*Task statement*. Collect each line in the items below that contains the string "地灾气象预警结果". Case counts.

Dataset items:
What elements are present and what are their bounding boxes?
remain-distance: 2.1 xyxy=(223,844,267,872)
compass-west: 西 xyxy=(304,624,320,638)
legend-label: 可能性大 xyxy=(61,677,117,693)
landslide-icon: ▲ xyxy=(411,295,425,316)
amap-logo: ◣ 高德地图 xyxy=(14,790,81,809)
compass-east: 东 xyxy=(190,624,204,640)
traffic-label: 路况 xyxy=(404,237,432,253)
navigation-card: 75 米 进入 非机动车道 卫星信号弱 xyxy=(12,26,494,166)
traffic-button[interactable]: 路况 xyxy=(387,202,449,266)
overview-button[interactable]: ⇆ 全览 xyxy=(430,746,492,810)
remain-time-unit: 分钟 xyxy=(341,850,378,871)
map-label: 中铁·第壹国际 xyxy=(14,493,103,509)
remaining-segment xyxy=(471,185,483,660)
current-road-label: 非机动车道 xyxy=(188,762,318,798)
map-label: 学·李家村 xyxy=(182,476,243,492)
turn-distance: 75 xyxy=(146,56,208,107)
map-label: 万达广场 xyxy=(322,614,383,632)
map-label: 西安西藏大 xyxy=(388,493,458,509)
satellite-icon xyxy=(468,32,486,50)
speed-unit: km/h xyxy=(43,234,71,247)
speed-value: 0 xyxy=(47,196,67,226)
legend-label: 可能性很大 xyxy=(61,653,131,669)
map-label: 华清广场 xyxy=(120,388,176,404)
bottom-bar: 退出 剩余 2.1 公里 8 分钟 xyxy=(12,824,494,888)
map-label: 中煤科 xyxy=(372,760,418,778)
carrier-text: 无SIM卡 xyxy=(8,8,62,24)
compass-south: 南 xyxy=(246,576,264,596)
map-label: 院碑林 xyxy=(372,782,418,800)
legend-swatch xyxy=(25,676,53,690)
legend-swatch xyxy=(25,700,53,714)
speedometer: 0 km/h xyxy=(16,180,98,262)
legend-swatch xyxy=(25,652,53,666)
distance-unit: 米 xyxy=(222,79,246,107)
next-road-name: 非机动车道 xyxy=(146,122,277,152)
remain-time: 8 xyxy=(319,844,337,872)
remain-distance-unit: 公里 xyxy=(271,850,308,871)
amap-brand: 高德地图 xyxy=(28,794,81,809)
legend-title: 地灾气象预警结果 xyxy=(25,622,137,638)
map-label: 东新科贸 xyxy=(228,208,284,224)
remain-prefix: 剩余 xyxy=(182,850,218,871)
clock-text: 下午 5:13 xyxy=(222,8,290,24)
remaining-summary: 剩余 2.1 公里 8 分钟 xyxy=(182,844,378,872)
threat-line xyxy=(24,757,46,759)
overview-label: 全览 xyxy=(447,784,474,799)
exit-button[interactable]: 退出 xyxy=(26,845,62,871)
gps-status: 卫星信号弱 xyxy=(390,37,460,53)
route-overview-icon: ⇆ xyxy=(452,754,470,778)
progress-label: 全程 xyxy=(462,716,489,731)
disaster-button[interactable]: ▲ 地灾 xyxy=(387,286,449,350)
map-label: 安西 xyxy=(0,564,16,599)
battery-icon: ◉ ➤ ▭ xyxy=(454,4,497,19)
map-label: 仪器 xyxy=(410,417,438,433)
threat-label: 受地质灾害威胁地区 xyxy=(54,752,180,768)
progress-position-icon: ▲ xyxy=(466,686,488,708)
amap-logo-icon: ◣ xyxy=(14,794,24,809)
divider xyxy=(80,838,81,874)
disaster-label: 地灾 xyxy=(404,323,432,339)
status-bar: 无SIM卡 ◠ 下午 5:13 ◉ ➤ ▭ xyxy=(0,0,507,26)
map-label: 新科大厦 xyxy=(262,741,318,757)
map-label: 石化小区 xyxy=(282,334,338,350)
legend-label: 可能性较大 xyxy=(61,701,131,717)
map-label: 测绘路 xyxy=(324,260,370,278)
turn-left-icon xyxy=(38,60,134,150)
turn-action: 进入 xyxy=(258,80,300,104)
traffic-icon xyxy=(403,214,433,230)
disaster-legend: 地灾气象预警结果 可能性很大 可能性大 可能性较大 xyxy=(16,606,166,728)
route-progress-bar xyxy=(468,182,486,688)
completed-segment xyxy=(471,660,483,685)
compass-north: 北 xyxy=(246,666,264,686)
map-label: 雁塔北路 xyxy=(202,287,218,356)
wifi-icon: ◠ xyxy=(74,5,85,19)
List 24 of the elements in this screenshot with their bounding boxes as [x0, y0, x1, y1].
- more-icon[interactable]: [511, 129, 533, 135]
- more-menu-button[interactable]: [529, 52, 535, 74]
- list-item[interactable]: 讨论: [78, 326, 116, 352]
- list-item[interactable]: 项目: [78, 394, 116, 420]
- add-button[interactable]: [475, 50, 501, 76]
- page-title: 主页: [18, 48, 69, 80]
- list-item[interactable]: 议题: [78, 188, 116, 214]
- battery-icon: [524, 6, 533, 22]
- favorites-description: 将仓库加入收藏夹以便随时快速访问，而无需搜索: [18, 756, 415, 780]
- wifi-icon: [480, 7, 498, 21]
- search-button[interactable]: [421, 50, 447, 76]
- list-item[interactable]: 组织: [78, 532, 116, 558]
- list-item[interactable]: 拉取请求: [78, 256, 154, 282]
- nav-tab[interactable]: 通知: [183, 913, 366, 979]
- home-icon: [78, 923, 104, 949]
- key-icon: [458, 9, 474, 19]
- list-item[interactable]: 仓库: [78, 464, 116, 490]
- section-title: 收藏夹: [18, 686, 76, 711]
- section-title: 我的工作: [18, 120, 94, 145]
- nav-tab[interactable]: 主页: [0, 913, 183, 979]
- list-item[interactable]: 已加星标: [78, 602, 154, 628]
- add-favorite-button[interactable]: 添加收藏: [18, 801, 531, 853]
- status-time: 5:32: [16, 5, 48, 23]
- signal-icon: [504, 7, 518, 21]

*Final result*.
legend-title: 地灾气象预警结果 xyxy=(25,622,137,638)
disaster-legend: 地灾气象预警结果 可能性很大 可能性大 可能性较大 xyxy=(16,606,166,728)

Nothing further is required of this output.